WHAT IS NEEDED
Reproduce the lines beginning with the one that contains "activity-row[interactable]: order.created REST" and ending with the one that contains "brand-logo-icon xyxy=(28,30,50,52)", substituting "Pending" for every occurrence of "Retrying" and leaving everything else unchanged.

MATERIALS PROVIDED
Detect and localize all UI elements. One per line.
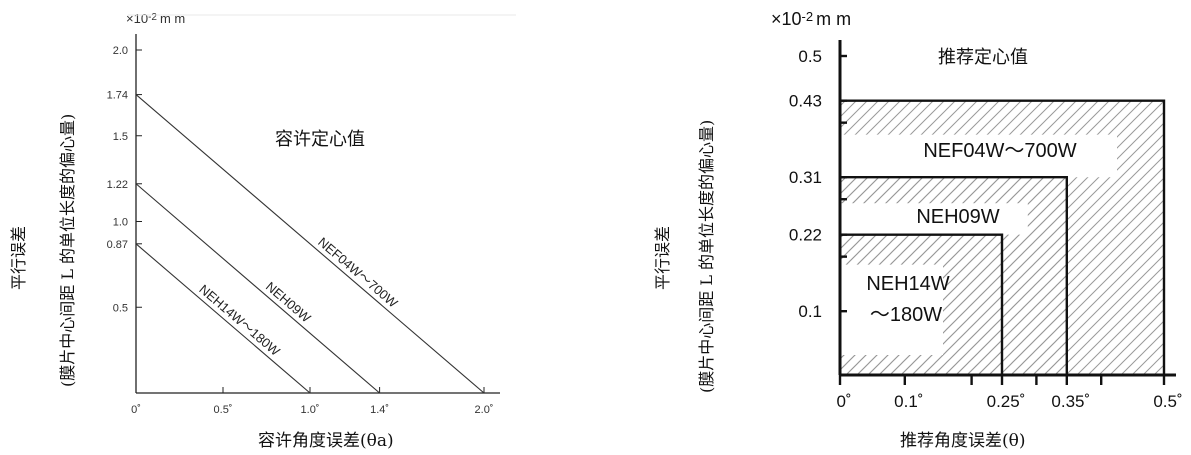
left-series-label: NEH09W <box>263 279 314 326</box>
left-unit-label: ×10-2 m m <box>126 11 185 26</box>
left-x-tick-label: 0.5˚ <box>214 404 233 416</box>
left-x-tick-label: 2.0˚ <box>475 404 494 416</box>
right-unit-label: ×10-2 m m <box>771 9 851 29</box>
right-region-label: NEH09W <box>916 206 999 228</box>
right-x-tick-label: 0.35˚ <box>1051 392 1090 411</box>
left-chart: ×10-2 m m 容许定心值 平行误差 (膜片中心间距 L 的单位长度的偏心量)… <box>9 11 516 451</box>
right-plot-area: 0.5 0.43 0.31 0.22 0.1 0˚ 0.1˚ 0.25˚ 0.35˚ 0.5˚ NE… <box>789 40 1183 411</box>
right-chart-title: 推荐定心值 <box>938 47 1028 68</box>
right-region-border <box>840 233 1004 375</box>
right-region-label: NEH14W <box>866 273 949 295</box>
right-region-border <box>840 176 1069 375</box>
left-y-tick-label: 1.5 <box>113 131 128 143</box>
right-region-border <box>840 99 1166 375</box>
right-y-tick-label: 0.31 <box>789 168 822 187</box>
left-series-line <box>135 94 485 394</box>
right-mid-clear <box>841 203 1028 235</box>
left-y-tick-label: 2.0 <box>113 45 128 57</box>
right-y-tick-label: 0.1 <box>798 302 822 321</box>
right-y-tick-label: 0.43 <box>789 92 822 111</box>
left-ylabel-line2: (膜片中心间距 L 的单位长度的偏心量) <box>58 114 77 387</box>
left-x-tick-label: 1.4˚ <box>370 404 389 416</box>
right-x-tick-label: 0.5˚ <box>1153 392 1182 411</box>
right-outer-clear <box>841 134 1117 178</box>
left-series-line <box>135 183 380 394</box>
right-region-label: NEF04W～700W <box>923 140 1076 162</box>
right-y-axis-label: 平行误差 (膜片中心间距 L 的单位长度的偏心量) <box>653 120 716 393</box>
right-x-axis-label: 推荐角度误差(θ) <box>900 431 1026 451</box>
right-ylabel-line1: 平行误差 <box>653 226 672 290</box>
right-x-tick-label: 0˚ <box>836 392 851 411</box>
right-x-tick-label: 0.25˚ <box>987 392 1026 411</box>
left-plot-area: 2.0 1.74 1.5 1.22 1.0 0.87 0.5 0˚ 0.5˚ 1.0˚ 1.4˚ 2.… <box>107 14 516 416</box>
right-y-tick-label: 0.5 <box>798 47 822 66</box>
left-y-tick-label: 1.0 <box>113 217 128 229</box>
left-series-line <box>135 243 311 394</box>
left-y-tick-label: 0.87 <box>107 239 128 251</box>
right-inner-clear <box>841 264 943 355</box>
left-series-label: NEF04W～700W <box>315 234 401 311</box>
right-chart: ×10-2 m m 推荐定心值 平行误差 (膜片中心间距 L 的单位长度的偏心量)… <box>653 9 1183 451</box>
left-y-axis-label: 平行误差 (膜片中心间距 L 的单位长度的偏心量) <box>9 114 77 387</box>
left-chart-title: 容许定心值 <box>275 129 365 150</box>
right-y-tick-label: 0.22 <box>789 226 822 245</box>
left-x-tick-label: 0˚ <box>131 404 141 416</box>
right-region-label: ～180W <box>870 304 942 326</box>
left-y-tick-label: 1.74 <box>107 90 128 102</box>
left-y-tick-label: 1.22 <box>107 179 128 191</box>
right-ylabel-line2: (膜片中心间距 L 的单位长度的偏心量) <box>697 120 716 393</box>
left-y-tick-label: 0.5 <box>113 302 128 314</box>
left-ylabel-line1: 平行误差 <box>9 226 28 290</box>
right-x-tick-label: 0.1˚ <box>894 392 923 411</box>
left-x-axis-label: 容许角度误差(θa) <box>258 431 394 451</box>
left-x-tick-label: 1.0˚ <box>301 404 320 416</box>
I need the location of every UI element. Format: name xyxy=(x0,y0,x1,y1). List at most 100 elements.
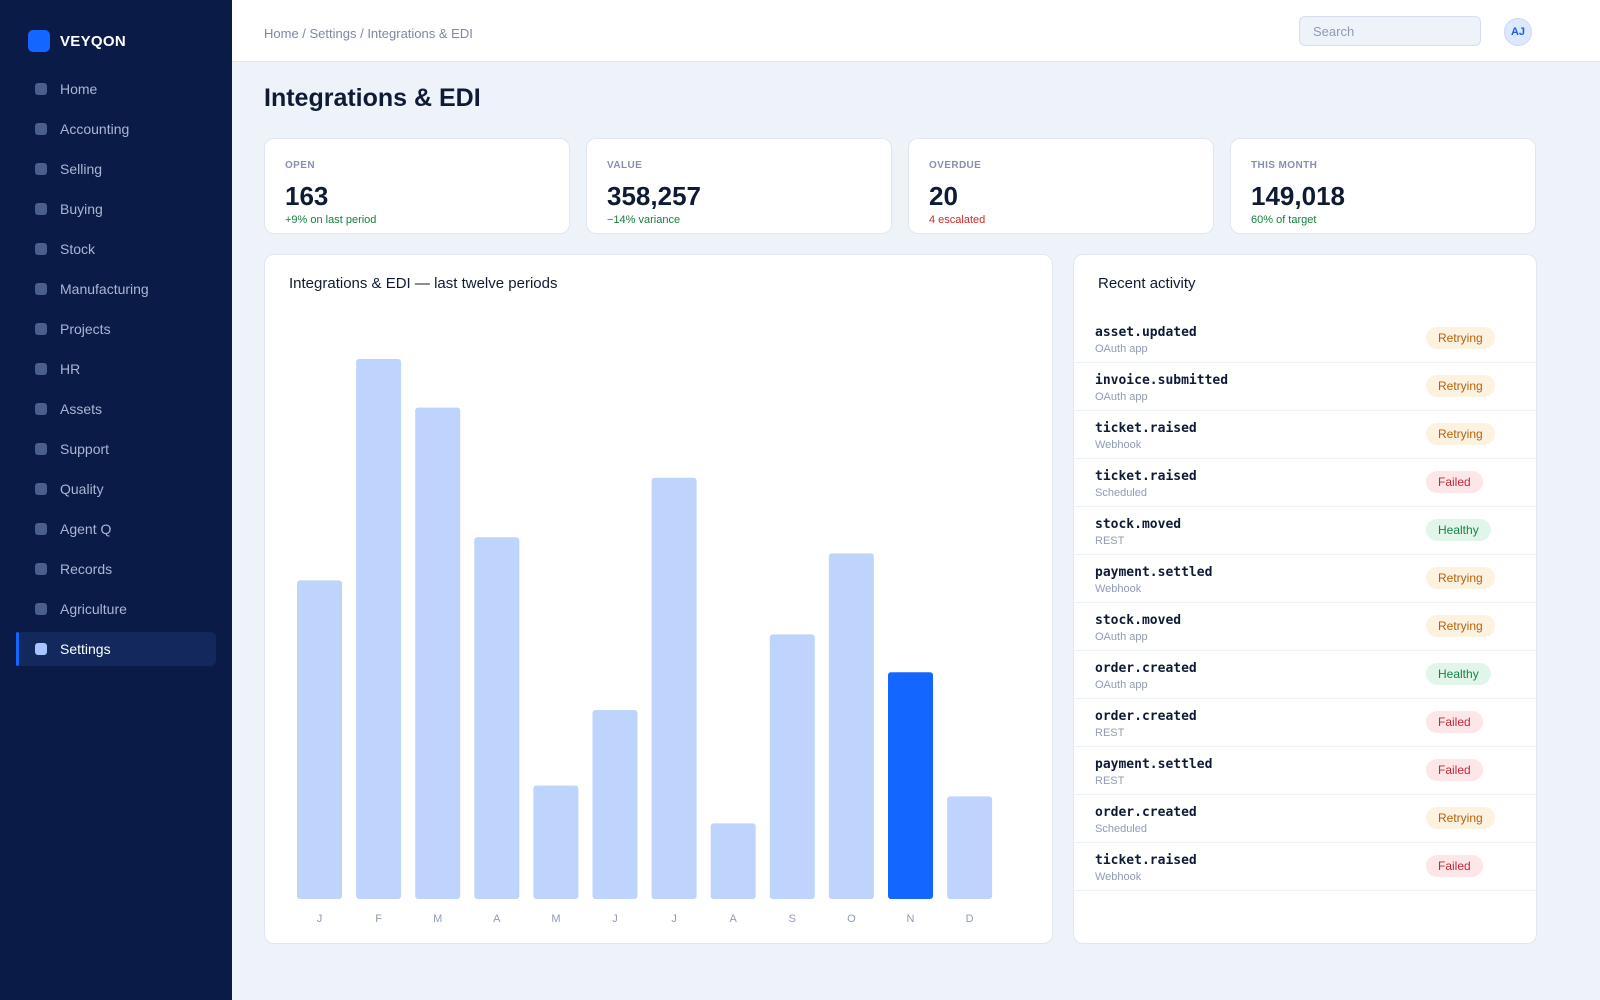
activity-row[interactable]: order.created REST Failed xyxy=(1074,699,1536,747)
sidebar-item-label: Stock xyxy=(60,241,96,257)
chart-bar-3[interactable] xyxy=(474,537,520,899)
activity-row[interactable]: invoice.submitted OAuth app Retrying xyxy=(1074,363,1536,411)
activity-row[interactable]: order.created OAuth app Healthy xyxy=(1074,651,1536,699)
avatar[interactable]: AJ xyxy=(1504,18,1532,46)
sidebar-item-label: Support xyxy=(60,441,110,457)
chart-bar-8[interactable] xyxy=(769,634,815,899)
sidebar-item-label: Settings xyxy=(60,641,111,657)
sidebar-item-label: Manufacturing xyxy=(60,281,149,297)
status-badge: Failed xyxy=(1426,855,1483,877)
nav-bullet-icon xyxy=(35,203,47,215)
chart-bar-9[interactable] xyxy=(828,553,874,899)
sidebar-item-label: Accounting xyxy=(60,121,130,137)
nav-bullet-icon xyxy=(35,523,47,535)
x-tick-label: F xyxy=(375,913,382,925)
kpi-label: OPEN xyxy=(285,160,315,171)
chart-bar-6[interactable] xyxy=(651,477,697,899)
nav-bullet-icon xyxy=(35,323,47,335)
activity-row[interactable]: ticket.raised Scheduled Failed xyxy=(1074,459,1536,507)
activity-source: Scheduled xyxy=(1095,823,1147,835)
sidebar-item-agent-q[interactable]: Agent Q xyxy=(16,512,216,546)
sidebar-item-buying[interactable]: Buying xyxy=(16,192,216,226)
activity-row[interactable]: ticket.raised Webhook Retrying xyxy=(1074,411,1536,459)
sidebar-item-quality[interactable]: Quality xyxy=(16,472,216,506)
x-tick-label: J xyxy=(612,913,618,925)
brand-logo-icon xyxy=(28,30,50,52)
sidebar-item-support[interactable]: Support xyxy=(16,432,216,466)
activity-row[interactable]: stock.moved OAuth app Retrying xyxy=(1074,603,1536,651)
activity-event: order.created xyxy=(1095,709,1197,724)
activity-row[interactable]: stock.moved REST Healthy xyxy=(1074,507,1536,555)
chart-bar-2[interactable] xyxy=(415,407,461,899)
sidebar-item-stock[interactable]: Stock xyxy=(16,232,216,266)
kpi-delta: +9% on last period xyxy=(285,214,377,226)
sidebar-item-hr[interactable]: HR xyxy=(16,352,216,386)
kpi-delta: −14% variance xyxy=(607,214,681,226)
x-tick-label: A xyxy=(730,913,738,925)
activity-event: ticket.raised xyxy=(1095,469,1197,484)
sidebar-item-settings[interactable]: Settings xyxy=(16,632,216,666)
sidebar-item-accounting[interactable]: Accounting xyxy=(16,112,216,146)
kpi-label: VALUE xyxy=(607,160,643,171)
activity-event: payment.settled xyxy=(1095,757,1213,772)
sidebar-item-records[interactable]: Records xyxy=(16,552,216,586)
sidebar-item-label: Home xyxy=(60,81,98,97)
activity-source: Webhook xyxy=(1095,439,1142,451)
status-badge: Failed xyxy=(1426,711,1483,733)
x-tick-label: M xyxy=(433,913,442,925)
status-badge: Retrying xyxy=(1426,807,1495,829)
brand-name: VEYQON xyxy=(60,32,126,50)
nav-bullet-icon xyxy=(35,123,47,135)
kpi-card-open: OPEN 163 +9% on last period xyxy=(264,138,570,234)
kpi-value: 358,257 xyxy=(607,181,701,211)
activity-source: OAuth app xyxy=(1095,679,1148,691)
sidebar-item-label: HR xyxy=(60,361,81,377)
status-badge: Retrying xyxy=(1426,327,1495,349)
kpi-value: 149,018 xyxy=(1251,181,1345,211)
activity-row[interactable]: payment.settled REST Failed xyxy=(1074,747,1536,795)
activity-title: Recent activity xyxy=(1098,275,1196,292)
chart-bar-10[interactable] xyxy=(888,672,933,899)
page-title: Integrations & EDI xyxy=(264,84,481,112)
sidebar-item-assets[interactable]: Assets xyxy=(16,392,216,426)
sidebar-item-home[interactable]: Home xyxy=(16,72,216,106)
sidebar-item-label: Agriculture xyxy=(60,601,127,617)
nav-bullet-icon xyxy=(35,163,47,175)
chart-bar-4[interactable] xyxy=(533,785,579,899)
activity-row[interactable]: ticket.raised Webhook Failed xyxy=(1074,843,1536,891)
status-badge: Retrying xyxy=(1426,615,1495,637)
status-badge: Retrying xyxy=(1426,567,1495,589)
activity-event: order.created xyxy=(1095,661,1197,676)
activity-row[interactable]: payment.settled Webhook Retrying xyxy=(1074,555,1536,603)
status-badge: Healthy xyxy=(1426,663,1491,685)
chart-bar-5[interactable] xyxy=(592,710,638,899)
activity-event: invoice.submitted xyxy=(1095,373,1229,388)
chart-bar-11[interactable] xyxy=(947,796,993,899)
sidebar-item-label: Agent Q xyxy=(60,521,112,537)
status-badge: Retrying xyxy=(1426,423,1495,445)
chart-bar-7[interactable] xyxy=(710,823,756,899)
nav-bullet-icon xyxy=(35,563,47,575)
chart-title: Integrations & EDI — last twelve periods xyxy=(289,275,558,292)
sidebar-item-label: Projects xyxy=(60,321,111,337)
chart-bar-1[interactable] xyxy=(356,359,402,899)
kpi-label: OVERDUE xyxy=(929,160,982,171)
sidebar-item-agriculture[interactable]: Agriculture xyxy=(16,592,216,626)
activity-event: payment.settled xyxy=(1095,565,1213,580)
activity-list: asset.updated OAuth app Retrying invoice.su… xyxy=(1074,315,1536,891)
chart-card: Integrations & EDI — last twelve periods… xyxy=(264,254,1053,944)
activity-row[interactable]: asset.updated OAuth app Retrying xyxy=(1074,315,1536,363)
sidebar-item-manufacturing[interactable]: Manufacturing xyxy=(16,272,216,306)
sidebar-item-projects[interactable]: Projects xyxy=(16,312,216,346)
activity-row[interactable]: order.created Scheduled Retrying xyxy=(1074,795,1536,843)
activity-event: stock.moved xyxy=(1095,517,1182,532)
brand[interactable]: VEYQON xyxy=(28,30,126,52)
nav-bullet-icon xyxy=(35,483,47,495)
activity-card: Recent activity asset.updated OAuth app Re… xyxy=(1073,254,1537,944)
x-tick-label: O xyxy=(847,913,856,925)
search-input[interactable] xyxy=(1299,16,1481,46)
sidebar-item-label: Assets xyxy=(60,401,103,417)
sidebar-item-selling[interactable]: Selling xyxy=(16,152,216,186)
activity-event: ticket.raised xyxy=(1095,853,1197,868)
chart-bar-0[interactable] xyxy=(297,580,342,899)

SOLUTION TO THE PROBLEM
activity-row[interactable]: order.created REST Failed xyxy=(1074,699,1536,747)
sidebar-item-label: Stock xyxy=(60,241,96,257)
chart-bar-3[interactable] xyxy=(474,537,520,899)
activity-row[interactable]: invoice.submitted OAuth app Pending xyxy=(1074,363,1536,411)
activity-row[interactable]: order.created OAuth app Healthy xyxy=(1074,651,1536,699)
avatar[interactable]: AJ xyxy=(1504,18,1532,46)
sidebar-item-label: Support xyxy=(60,441,110,457)
chart-bar-8[interactable] xyxy=(769,634,815,899)
sidebar-item-label: Settings xyxy=(60,641,111,657)
sidebar-item-label: Manufacturing xyxy=(60,281,149,297)
status-badge: Failed xyxy=(1426,855,1483,877)
nav-bullet-icon xyxy=(35,203,47,215)
chart-bar-9[interactable] xyxy=(828,553,874,899)
sidebar-item-label: Accounting xyxy=(60,121,130,137)
nav-bullet-icon xyxy=(35,523,47,535)
x-tick-label: F xyxy=(375,913,382,925)
kpi-label: OPEN xyxy=(285,160,315,171)
chart-bar-6[interactable] xyxy=(651,477,697,899)
nav-bullet-icon xyxy=(35,323,47,335)
activity-row[interactable]: ticket.raised Scheduled Failed xyxy=(1074,459,1536,507)
activity-source: Scheduled xyxy=(1095,823,1147,835)
sidebar-item-agent-q[interactable]: Agent Q xyxy=(16,512,216,546)
sidebar-item-buying[interactable]: Buying xyxy=(16,192,216,226)
activity-row[interactable]: ticket.raised Webhook Pending xyxy=(1074,411,1536,459)
sidebar-item-quality[interactable]: Quality xyxy=(16,472,216,506)
x-tick-label: J xyxy=(612,913,618,925)
brand-logo-icon xyxy=(28,30,50,52)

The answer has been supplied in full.